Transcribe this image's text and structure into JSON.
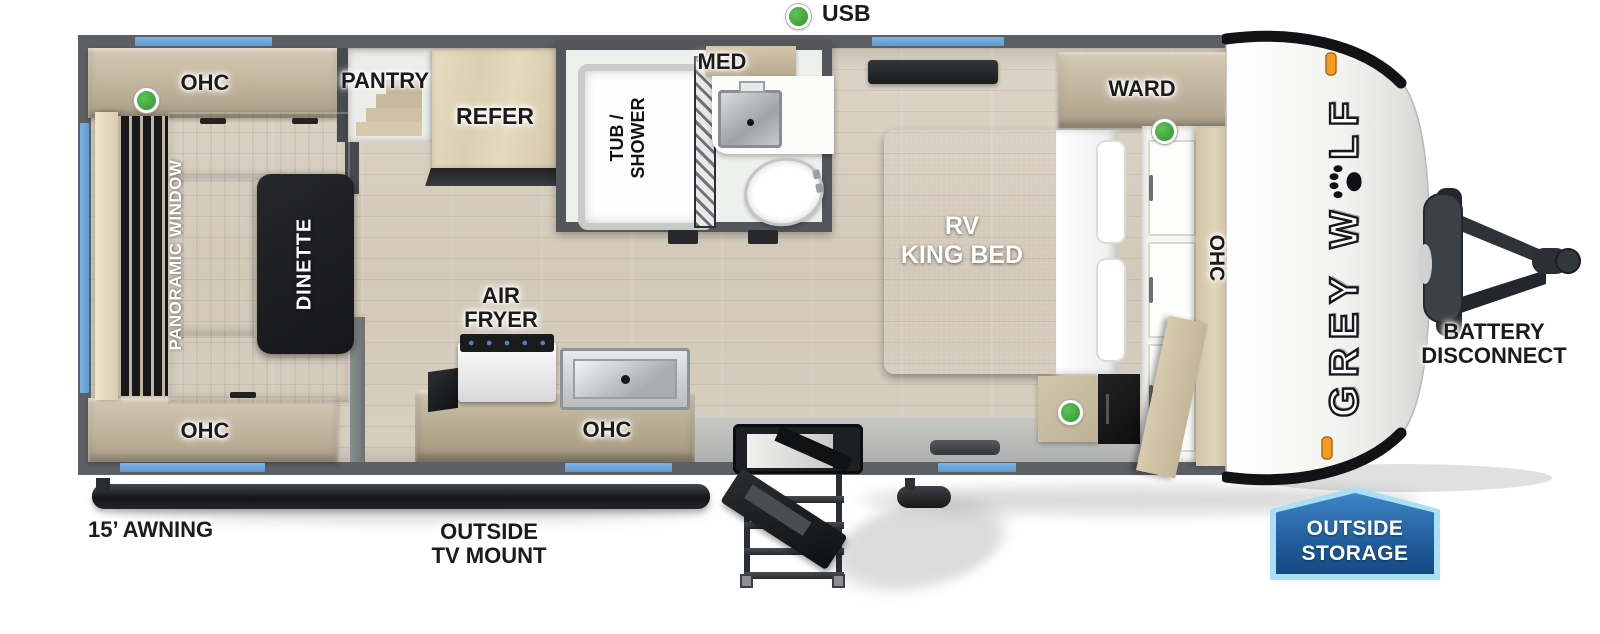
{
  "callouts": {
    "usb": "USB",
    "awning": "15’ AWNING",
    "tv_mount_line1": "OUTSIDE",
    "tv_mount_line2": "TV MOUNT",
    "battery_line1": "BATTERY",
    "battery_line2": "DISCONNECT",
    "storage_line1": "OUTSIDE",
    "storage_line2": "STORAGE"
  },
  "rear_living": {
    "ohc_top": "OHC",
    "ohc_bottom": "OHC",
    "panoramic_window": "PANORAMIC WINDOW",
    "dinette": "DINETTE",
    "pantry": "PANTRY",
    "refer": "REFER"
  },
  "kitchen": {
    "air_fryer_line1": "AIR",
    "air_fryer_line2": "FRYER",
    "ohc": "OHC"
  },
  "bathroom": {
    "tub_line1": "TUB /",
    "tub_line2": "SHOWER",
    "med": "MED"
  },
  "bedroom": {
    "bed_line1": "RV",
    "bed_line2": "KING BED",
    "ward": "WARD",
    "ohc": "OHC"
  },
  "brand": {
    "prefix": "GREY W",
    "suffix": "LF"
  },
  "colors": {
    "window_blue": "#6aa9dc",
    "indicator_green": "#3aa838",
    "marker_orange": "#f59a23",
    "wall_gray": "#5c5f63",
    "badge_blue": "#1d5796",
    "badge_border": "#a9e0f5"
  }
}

--

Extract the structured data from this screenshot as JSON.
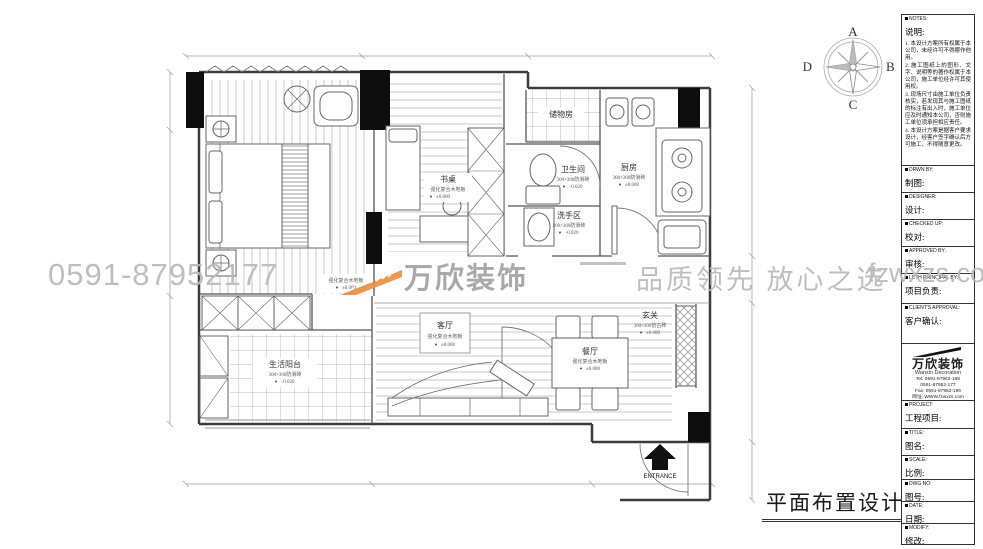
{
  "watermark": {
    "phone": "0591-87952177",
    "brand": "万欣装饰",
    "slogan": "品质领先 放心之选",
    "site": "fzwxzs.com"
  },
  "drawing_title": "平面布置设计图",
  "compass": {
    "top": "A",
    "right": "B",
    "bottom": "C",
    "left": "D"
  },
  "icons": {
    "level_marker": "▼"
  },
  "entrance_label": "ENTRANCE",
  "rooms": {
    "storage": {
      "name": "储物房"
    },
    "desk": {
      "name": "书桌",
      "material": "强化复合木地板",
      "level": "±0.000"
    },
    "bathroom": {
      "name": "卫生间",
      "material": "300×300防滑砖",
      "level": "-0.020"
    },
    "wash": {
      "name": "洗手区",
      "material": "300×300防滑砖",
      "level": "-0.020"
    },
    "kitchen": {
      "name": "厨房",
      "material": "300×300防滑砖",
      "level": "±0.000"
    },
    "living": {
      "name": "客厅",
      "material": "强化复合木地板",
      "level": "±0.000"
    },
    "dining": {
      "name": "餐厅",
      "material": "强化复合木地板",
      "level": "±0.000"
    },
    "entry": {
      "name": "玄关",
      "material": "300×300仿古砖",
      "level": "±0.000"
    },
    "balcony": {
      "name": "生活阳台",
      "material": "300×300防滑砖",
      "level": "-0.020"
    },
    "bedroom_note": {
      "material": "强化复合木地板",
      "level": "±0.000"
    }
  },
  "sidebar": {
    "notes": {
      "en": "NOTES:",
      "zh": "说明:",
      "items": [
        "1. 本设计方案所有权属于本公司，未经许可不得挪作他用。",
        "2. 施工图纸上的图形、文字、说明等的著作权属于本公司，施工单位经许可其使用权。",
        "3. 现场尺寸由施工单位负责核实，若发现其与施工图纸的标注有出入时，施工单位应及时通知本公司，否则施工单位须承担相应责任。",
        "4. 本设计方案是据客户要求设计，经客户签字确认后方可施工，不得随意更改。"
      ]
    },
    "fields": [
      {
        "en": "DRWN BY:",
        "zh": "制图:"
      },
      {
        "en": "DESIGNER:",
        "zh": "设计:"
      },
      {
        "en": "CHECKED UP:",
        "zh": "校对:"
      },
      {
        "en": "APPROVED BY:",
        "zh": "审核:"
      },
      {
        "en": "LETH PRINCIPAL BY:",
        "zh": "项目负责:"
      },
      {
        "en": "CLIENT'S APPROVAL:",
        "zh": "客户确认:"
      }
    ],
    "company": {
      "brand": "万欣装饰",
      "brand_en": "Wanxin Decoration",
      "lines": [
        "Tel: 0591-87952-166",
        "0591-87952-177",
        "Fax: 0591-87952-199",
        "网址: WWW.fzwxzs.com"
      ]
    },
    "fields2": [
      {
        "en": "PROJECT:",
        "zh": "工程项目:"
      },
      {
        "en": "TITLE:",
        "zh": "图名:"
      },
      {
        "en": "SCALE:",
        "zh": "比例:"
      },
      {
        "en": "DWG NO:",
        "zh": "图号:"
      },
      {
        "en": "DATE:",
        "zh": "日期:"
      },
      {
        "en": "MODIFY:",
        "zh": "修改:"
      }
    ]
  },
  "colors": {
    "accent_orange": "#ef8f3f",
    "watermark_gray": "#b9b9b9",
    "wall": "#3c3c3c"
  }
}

• **PROBLEM**
Scan the listing above and copy all lines containing the word "OUTSIDE".

• **EXERCISE RESULT**
    "tv_mount_line1": "OUTSIDE",
    "storage_line1": "OUTSIDE",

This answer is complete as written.